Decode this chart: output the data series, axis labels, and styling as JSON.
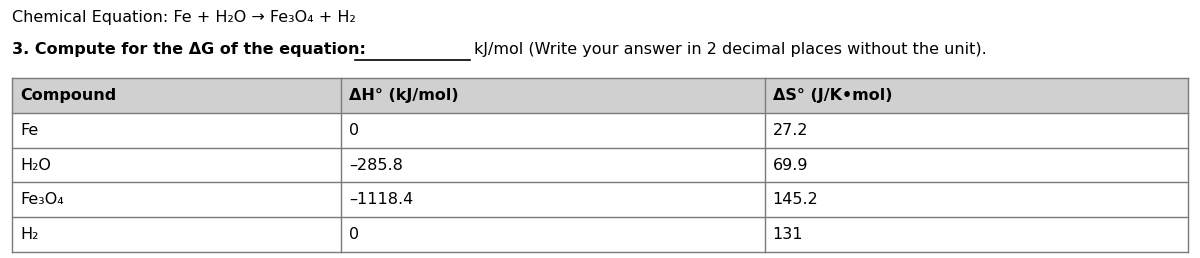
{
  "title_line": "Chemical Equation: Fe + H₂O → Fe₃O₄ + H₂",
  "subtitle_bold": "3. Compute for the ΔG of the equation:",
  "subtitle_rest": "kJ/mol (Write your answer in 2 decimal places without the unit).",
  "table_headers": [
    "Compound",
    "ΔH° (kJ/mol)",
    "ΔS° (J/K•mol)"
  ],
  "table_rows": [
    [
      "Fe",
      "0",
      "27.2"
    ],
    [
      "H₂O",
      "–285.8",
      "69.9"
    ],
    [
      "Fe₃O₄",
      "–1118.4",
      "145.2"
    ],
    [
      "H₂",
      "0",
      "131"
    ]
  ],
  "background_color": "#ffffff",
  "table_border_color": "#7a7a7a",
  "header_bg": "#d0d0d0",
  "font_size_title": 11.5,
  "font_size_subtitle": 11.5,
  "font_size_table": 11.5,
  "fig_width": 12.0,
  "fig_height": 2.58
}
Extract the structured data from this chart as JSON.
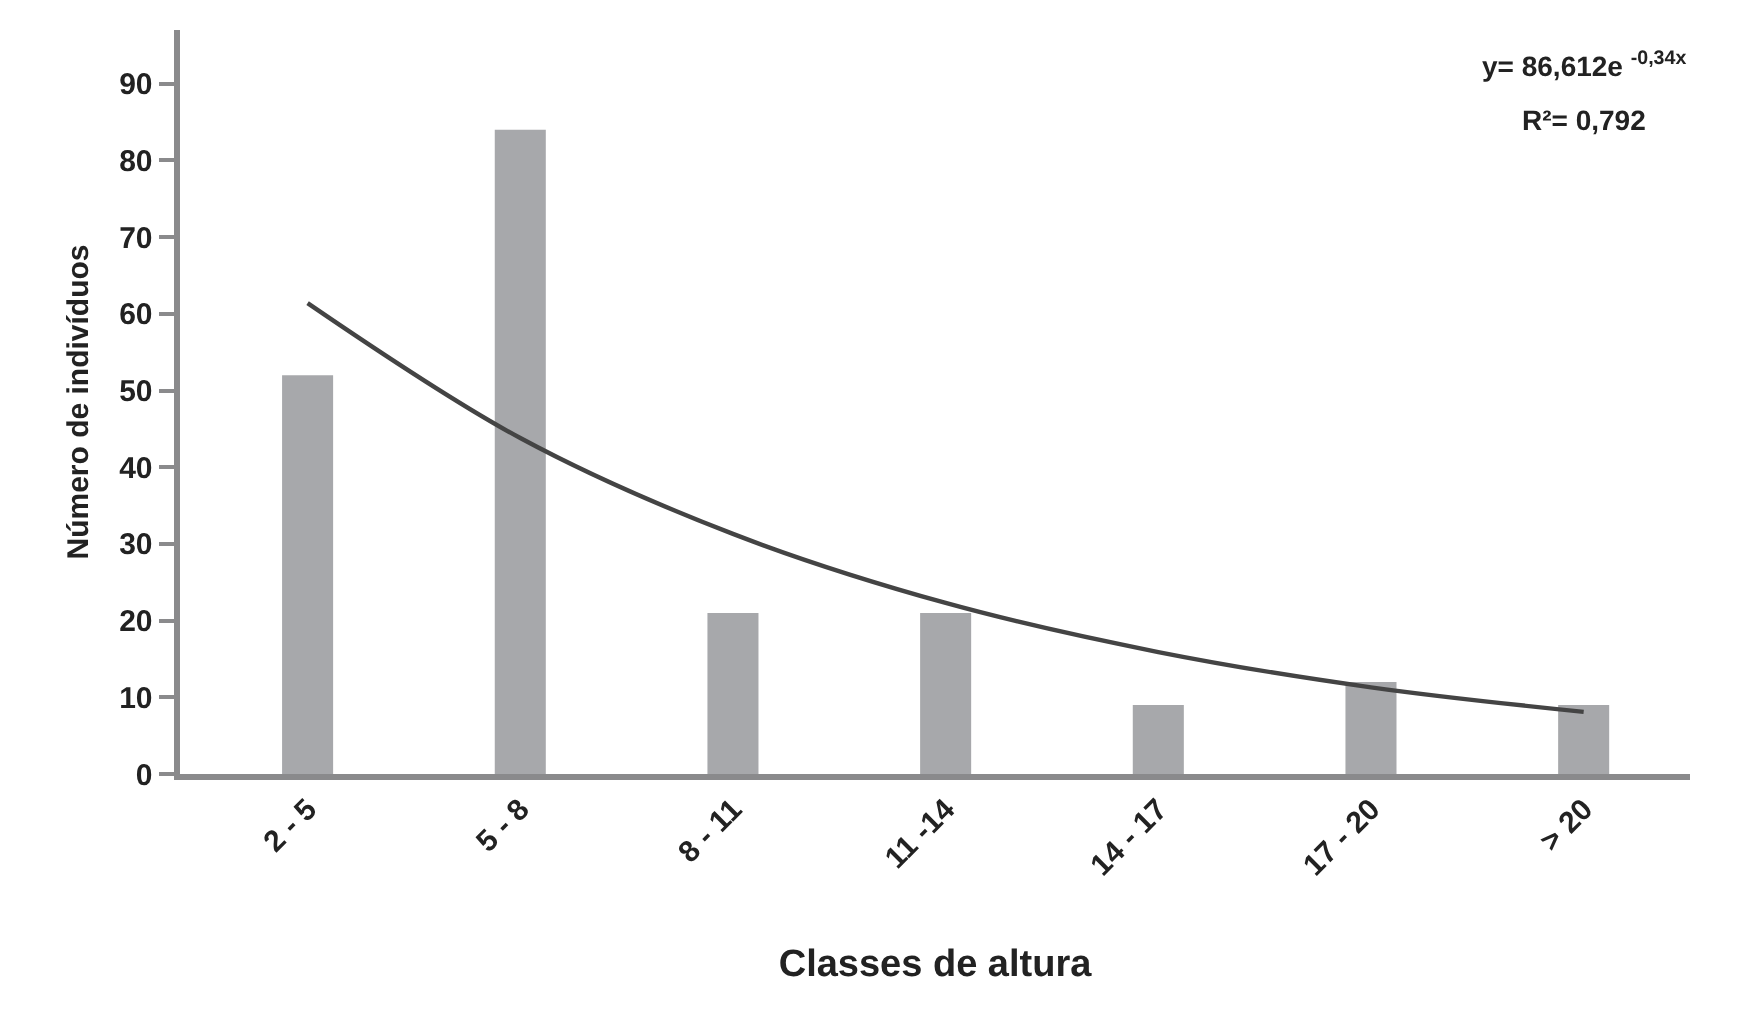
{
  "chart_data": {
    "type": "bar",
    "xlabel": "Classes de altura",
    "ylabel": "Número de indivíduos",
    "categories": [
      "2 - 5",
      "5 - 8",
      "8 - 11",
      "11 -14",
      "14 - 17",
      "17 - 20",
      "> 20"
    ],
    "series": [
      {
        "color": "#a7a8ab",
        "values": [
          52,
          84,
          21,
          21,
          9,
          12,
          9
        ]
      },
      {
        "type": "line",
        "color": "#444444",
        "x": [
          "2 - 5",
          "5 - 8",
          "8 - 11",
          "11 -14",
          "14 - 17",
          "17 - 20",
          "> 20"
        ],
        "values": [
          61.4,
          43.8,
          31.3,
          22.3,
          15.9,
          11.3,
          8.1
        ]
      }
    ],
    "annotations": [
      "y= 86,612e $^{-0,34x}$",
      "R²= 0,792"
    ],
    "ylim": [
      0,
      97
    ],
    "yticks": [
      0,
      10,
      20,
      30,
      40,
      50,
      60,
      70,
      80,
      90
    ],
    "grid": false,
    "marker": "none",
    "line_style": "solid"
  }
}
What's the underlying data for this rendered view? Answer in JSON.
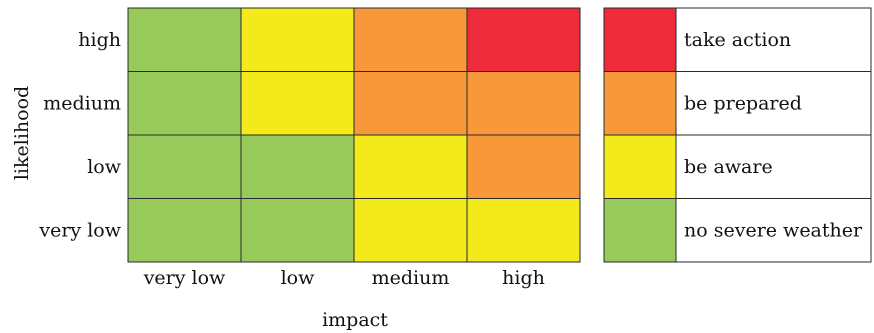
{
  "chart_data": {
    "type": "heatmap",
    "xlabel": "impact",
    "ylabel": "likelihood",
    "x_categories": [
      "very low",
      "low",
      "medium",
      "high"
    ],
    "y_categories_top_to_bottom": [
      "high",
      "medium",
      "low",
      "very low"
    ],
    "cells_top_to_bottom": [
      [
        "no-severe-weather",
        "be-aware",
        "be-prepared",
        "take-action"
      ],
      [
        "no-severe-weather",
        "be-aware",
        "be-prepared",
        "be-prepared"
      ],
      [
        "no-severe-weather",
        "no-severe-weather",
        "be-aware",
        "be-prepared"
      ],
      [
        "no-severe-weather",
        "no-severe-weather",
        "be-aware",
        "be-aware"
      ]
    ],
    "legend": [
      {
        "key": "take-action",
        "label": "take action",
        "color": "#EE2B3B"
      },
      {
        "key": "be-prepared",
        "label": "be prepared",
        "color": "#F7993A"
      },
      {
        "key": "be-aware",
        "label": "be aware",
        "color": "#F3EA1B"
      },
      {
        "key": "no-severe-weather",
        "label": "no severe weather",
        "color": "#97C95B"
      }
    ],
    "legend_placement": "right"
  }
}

* * *

TASK TO COMPLETE ▸
Transcribe all the lines above exactly, apart from the pictures.

FINAL RESULT ▸
Decode this chart: output the data series, axis labels, and styling as JSON.
{
  "title_line": "Chemical Equation: Fe + H₂O → Fe₃O₄ + H₂",
  "subtitle_bold": "3. Compute for the ΔG of the equation:",
  "subtitle_rest": "kJ/mol (Write your answer in 2 decimal places without the unit).",
  "table_headers": [
    "Compound",
    "ΔH° (kJ/mol)",
    "ΔS° (J/K•mol)"
  ],
  "table_rows": [
    [
      "Fe",
      "0",
      "27.2"
    ],
    [
      "H₂O",
      "–285.8",
      "69.9"
    ],
    [
      "Fe₃O₄",
      "–1118.4",
      "145.2"
    ],
    [
      "H₂",
      "0",
      "131"
    ]
  ],
  "background_color": "#ffffff",
  "table_border_color": "#7a7a7a",
  "header_bg": "#d0d0d0",
  "font_size_title": 11.5,
  "font_size_subtitle": 11.5,
  "font_size_table": 11.5,
  "fig_width": 12.0,
  "fig_height": 2.58
}
Extract the structured data from this chart as JSON.
{
  "chart_data": {
    "type": "bar",
    "xlabel": "Classes de altura",
    "ylabel": "Número de indivíduos",
    "categories": [
      "2 - 5",
      "5 - 8",
      "8 - 11",
      "11 -14",
      "14 - 17",
      "17 - 20",
      "> 20"
    ],
    "series": [
      {
        "color": "#a7a8ab",
        "values": [
          52,
          84,
          21,
          21,
          9,
          12,
          9
        ]
      },
      {
        "type": "line",
        "color": "#444444",
        "x": [
          "2 - 5",
          "5 - 8",
          "8 - 11",
          "11 -14",
          "14 - 17",
          "17 - 20",
          "> 20"
        ],
        "values": [
          61.4,
          43.8,
          31.3,
          22.3,
          15.9,
          11.3,
          8.1
        ]
      }
    ],
    "annotations": [
      "y= 86,612e $^{-0,34x}$",
      "R²= 0,792"
    ],
    "ylim": [
      0,
      97
    ],
    "yticks": [
      0,
      10,
      20,
      30,
      40,
      50,
      60,
      70,
      80,
      90
    ],
    "grid": false,
    "marker": "none",
    "line_style": "solid"
  }
}
What's the underlying data for this rendered view? Answer in JSON.
{
  "chart_data": {
    "type": "heatmap",
    "xlabel": "impact",
    "ylabel": "likelihood",
    "x_categories": [
      "very low",
      "low",
      "medium",
      "high"
    ],
    "y_categories_top_to_bottom": [
      "high",
      "medium",
      "low",
      "very low"
    ],
    "cells_top_to_bottom": [
      [
        "no-severe-weather",
        "be-aware",
        "be-prepared",
        "take-action"
      ],
      [
        "no-severe-weather",
        "be-aware",
        "be-prepared",
        "be-prepared"
      ],
      [
        "no-severe-weather",
        "no-severe-weather",
        "be-aware",
        "be-prepared"
      ],
      [
        "no-severe-weather",
        "no-severe-weather",
        "be-aware",
        "be-aware"
      ]
    ],
    "legend": [
      {
        "key": "take-action",
        "label": "take action",
        "color": "#EE2B3B"
      },
      {
        "key": "be-prepared",
        "label": "be prepared",
        "color": "#F7993A"
      },
      {
        "key": "be-aware",
        "label": "be aware",
        "color": "#F3EA1B"
      },
      {
        "key": "no-severe-weather",
        "label": "no severe weather",
        "color": "#97C95B"
      }
    ],
    "legend_placement": "right"
  }
}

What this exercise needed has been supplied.